## Written task
Extract the text of every entry below exactly; leave images out.

## Provided data
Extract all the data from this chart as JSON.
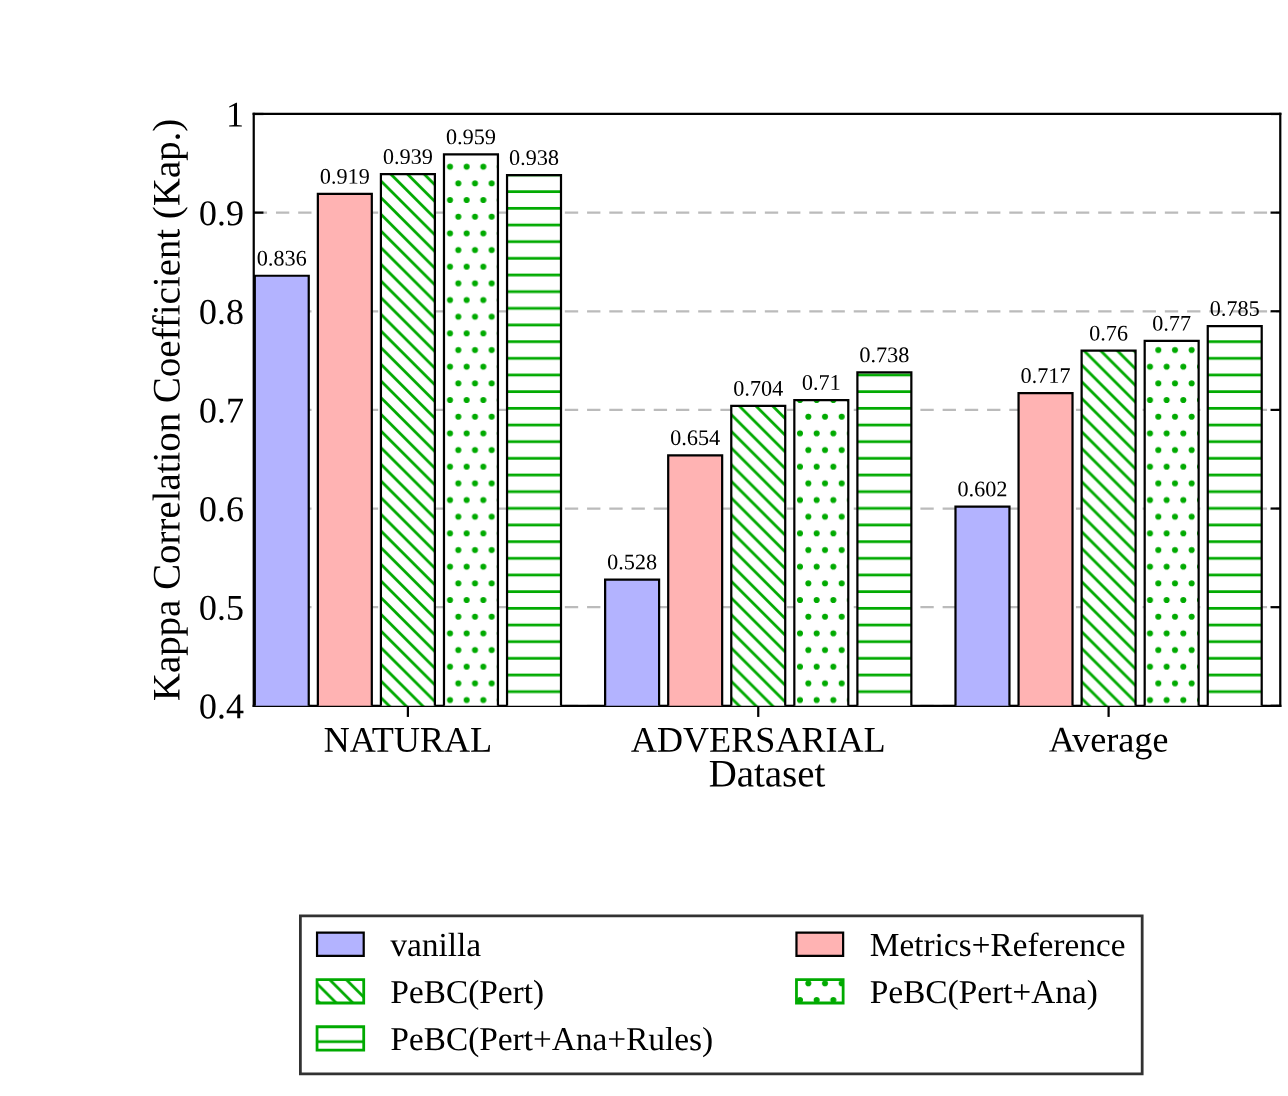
{
  "chart_data": {
    "type": "bar",
    "xlabel": "Dataset",
    "ylabel": "Kappa Correlation Coefficient (Kap.)",
    "categories": [
      "NATURAL",
      "ADVERSARIAL",
      "Average"
    ],
    "series": [
      {
        "name": "vanilla",
        "color": "#b3b3ff",
        "values": [
          0.836,
          0.528,
          0.602
        ]
      },
      {
        "name": "Metrics+Reference",
        "color": "#ffb3b3",
        "values": [
          0.919,
          0.654,
          0.717
        ]
      },
      {
        "name": "PeBC(Pert)",
        "color": "#00aa00",
        "values": [
          0.939,
          0.704,
          0.76
        ]
      },
      {
        "name": "PeBC(Pert+Ana)",
        "color": "#00aa00",
        "values": [
          0.959,
          0.71,
          0.77
        ]
      },
      {
        "name": "PeBC(Pert+Ana+Rules)",
        "color": "#00aa00",
        "values": [
          0.938,
          0.738,
          0.785
        ]
      }
    ],
    "ylim": [
      0.4,
      1
    ],
    "yticks": [
      0.4,
      0.5,
      0.6,
      0.7,
      0.8,
      0.9,
      1
    ],
    "grid": "y",
    "legend": "bottom",
    "data_labels": true
  }
}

## Result
Extract all the data from this chart as JSON.
{
  "chart_data": {
    "type": "bar",
    "xlabel": "Dataset",
    "ylabel": "Kappa Correlation Coefficient (Kap.)",
    "categories": [
      "NATURAL",
      "ADVERSARIAL",
      "Average"
    ],
    "series": [
      {
        "name": "vanilla",
        "color": "#b3b3ff",
        "values": [
          0.836,
          0.528,
          0.602
        ]
      },
      {
        "name": "Metrics+Reference",
        "color": "#ffb3b3",
        "values": [
          0.919,
          0.654,
          0.717
        ]
      },
      {
        "name": "PeBC(Pert)",
        "color": "#00aa00",
        "values": [
          0.939,
          0.704,
          0.76
        ]
      },
      {
        "name": "PeBC(Pert+Ana)",
        "color": "#00aa00",
        "values": [
          0.959,
          0.71,
          0.77
        ]
      },
      {
        "name": "PeBC(Pert+Ana+Rules)",
        "color": "#00aa00",
        "values": [
          0.938,
          0.738,
          0.785
        ]
      }
    ],
    "ylim": [
      0.4,
      1
    ],
    "yticks": [
      0.4,
      0.5,
      0.6,
      0.7,
      0.8,
      0.9,
      1
    ],
    "grid": "y",
    "legend": "bottom",
    "data_labels": true
  }
}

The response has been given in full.